Content starts
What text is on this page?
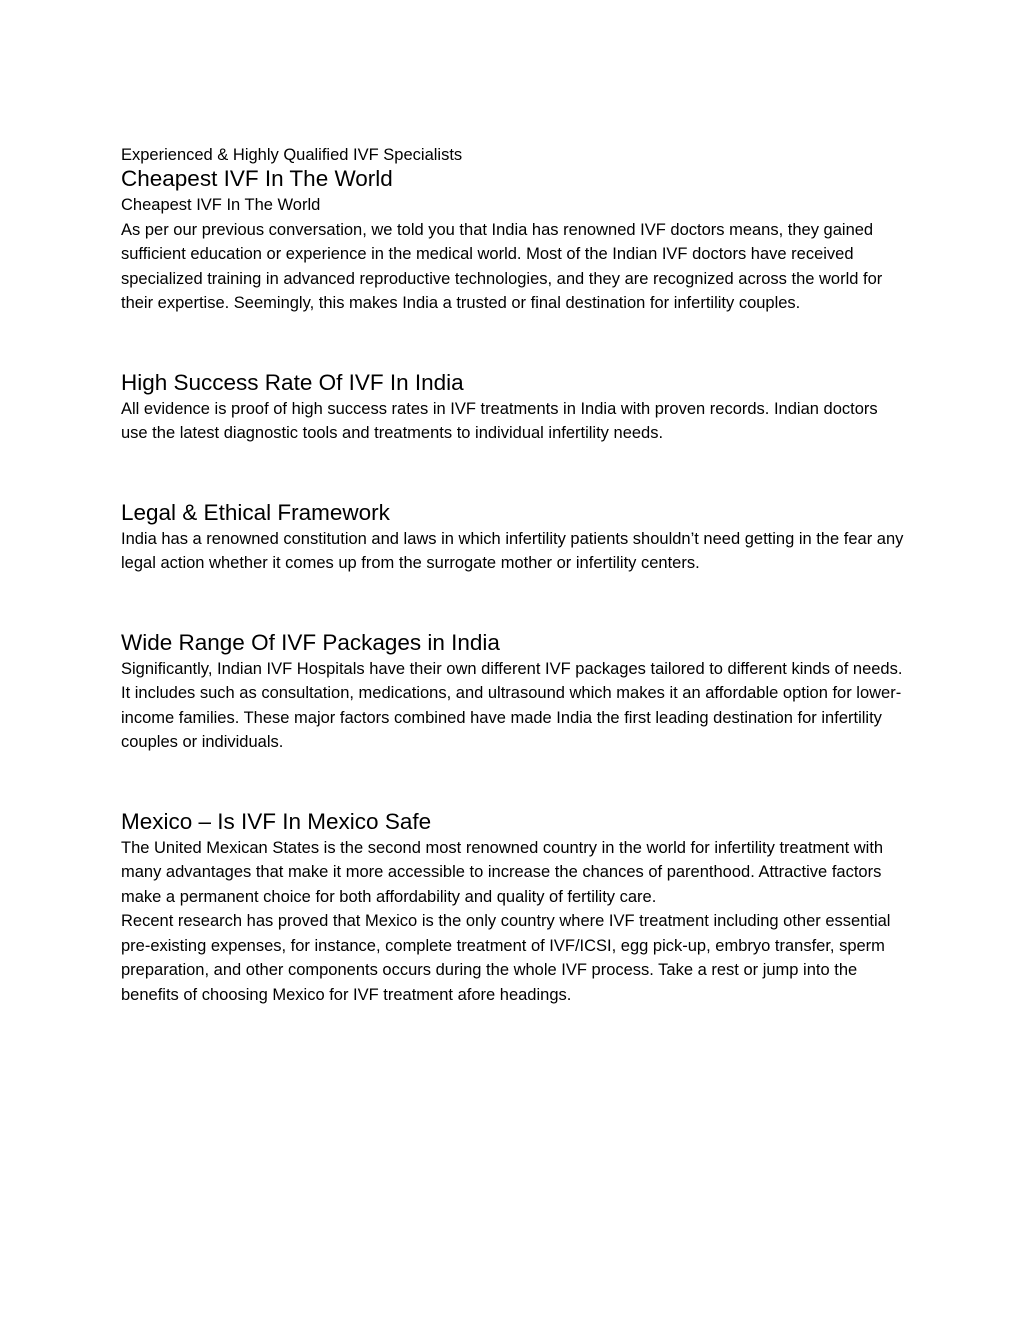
Experienced & Highly Qualified IVF Specialists

Cheapest IVF In The World

Cheapest IVF In The World

As per our previous conversation, we told you that India has renowned IVF doctors means, they gained sufficient education or experience in the medical world. Most of the Indian IVF doctors have received specialized training in advanced reproductive technologies, and they are recognized across the world for their expertise. Seemingly, this makes India a trusted or final destination for infertility couples.

High Success Rate Of IVF In India

All evidence is proof of high success rates in IVF treatments in India with proven records. Indian doctors use the latest diagnostic tools and treatments to individual infertility needs.

Legal & Ethical Framework

India has a renowned constitution and laws in which infertility patients shouldn’t need getting in the fear any legal action whether it comes up from the surrogate mother or infertility centers.

Wide Range Of IVF Packages in India

Significantly, Indian IVF Hospitals have their own different IVF packages tailored to different kinds of needs. It includes such as consultation, medications, and ultrasound which makes it an affordable option for lower-income families. These major factors combined have made India the first leading destination for infertility couples or individuals.

Mexico – Is IVF In Mexico Safe

The United Mexican States is the second most renowned country in the world for infertility treatment with many advantages that make it more accessible to increase the chances of parenthood. Attractive factors make a permanent choice for both affordability and quality of fertility care.

Recent research has proved that Mexico is the only country where IVF treatment including other essential pre-existing expenses, for instance, complete treatment of IVF/ICSI, egg pick-up, embryo transfer, sperm preparation, and other components occurs during the whole IVF process. Take a rest or jump into the benefits of choosing Mexico for IVF treatment afore headings.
Content ends
#### [ACTION ITEM]
Every line above must appear in the answer unchanged, and no picture may appear in it.

#### [TASK ANSWER]
What text is on this page?
Experienced & Highly Qualified IVF Specialists

Cheapest IVF In The World

Cheapest IVF In The World

As per our previous conversation, we told you that India has renowned IVF doctors means, they gained sufficient education or experience in the medical world. Most of the Indian IVF doctors have received specialized training in advanced reproductive technologies, and they are recognized across the world for their expertise. Seemingly, this makes India a trusted or final destination for infertility couples.

High Success Rate Of IVF In India

All evidence is proof of high success rates in IVF treatments in India with proven records. Indian doctors use the latest diagnostic tools and treatments to individual infertility needs.

Legal & Ethical Framework

India has a renowned constitution and laws in which infertility patients shouldn’t need getting in the fear any legal action whether it comes up from the surrogate mother or infertility centers.

Wide Range Of IVF Packages in India

Significantly, Indian IVF Hospitals have their own different IVF packages tailored to different kinds of needs. It includes such as consultation, medications, and ultrasound which makes it an affordable option for lower-income families. These major factors combined have made India the first leading destination for infertility couples or individuals.

Mexico – Is IVF In Mexico Safe

The United Mexican States is the second most renowned country in the world for infertility treatment with many advantages that make it more accessible to increase the chances of parenthood. Attractive factors make a permanent choice for both affordability and quality of fertility care.

Recent research has proved that Mexico is the only country where IVF treatment including other essential pre-existing expenses, for instance, complete treatment of IVF/ICSI, egg pick-up, embryo transfer, sperm preparation, and other components occurs during the whole IVF process. Take a rest or jump into the benefits of choosing Mexico for IVF treatment afore headings.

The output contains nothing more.